Job -> Leave out every picture, then transcribe the rest of the listing exactly.
══ Information supplied
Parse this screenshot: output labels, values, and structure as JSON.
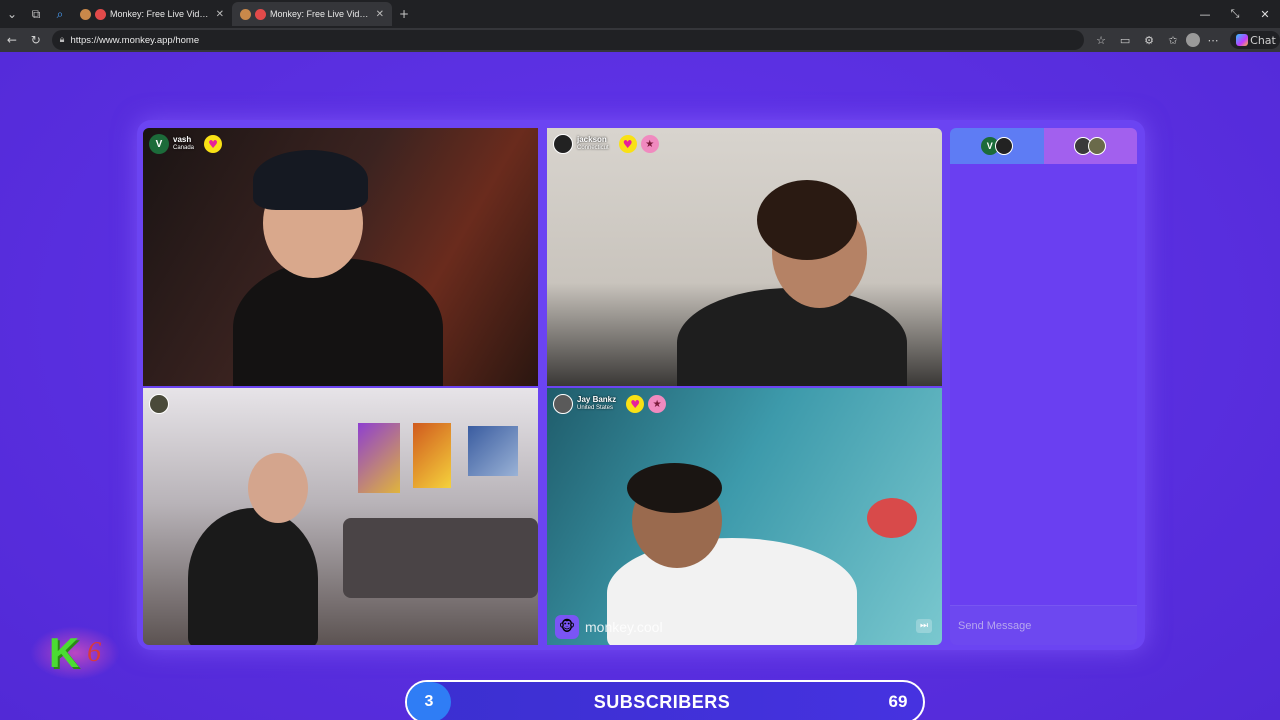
{
  "browser": {
    "tabs": [
      {
        "title": "Monkey: Free Live Video Chat"
      },
      {
        "title": "Monkey: Free Live Video Chat"
      }
    ],
    "url": "https://www.monkey.app/home",
    "copilot_label": "Chat"
  },
  "tiles": [
    {
      "avatar_letter": "V",
      "avatar_color": "#1c6b3a",
      "name": "vash",
      "location": "Canada"
    },
    {
      "avatar_letter": "",
      "avatar_color": "#222222",
      "name": "jackson",
      "location": "Connecticut"
    },
    {
      "avatar_letter": "",
      "avatar_color": "#4a4a3a",
      "name": "",
      "location": ""
    },
    {
      "avatar_letter": "",
      "avatar_color": "#5a5a5a",
      "name": "Jay Bankz",
      "location": "United States"
    }
  ],
  "watermark": {
    "text": "monkey.cool",
    "icon": "monkey-icon"
  },
  "chat": {
    "tab_a_letter": "V",
    "input_placeholder": "Send Message"
  },
  "overlay": {
    "k_letter": "K",
    "k_number": "6",
    "subscribers_current": "3",
    "subscribers_label": "SUBSCRIBERS",
    "subscribers_goal": "69"
  },
  "colors": {
    "page_bg": "#5a2fe0",
    "heart_bg": "#f9e115",
    "accent_green": "#4bdc33"
  }
}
════
Task result ->
Parse this screenshot: output labels, values, and structure as JSON.
{
  "browser": {
    "tabs": [
      {
        "title": "Monkey: Free Live Video Chat"
      },
      {
        "title": "Monkey: Free Live Video Chat"
      }
    ],
    "url": "https://www.monkey.app/home",
    "copilot_label": "Chat"
  },
  "tiles": [
    {
      "avatar_letter": "V",
      "avatar_color": "#1c6b3a",
      "name": "vash",
      "location": "Canada"
    },
    {
      "avatar_letter": "",
      "avatar_color": "#222222",
      "name": "jackson",
      "location": "Connecticut"
    },
    {
      "avatar_letter": "",
      "avatar_color": "#4a4a3a",
      "name": "",
      "location": ""
    },
    {
      "avatar_letter": "",
      "avatar_color": "#5a5a5a",
      "name": "Jay Bankz",
      "location": "United States"
    }
  ],
  "watermark": {
    "text": "monkey.cool",
    "icon": "monkey-icon"
  },
  "chat": {
    "tab_a_letter": "V",
    "input_placeholder": "Send Message"
  },
  "overlay": {
    "k_letter": "K",
    "k_number": "6",
    "subscribers_current": "3",
    "subscribers_label": "SUBSCRIBERS",
    "subscribers_goal": "69"
  },
  "colors": {
    "page_bg": "#5a2fe0",
    "heart_bg": "#f9e115",
    "accent_green": "#4bdc33"
  }
}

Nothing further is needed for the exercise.